### Aim
Quote the whole listing word for word. Do not include the pictures.

### Entries provided
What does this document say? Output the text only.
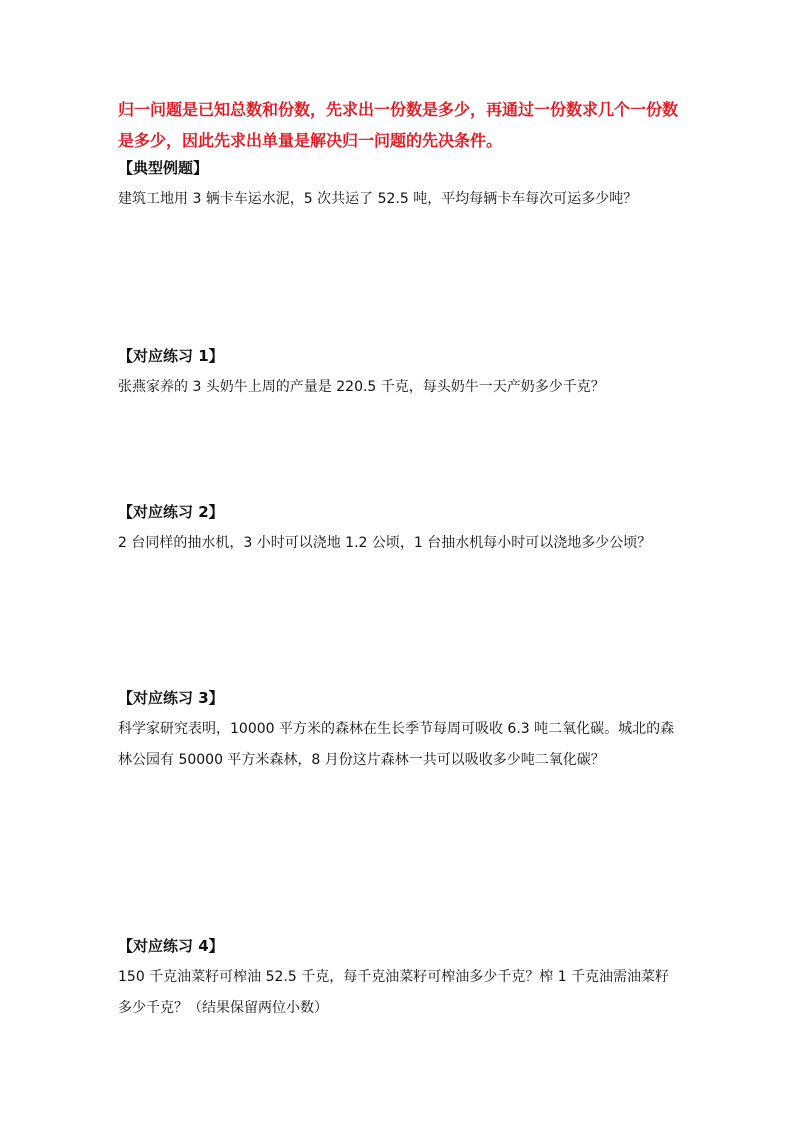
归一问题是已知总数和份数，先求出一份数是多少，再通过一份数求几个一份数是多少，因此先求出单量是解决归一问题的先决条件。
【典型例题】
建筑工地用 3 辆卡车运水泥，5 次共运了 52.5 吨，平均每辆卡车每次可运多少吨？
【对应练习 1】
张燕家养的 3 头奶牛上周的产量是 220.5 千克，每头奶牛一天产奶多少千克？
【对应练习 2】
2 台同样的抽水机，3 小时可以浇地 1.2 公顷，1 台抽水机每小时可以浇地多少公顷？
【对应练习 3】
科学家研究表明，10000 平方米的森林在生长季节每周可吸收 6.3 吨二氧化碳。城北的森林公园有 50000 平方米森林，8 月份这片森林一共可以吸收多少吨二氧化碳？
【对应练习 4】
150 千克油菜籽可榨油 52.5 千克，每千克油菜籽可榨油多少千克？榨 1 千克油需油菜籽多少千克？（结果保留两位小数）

### Written solution
What does this document say? Output the text only.
归一问题是已知总数和份数，先求出一份数是多少，再通过一份数求几个一份数是多少，因此先求出单量是解决归一问题的先决条件。
【典型例题】
建筑工地用 3 辆卡车运水泥，5 次共运了 52.5 吨，平均每辆卡车每次可运多少吨？
【对应练习 1】
张燕家养的 3 头奶牛上周的产量是 220.5 千克，每头奶牛一天产奶多少千克？
【对应练习 2】
2 台同样的抽水机，3 小时可以浇地 1.2 公顷，1 台抽水机每小时可以浇地多少公顷？
【对应练习 3】
科学家研究表明，10000 平方米的森林在生长季节每周可吸收 6.3 吨二氧化碳。城北的森林公园有 50000 平方米森林，8 月份这片森林一共可以吸收多少吨二氧化碳？
【对应练习 4】
150 千克油菜籽可榨油 52.5 千克，每千克油菜籽可榨油多少千克？榨 1 千克油需油菜籽多少千克？（结果保留两位小数）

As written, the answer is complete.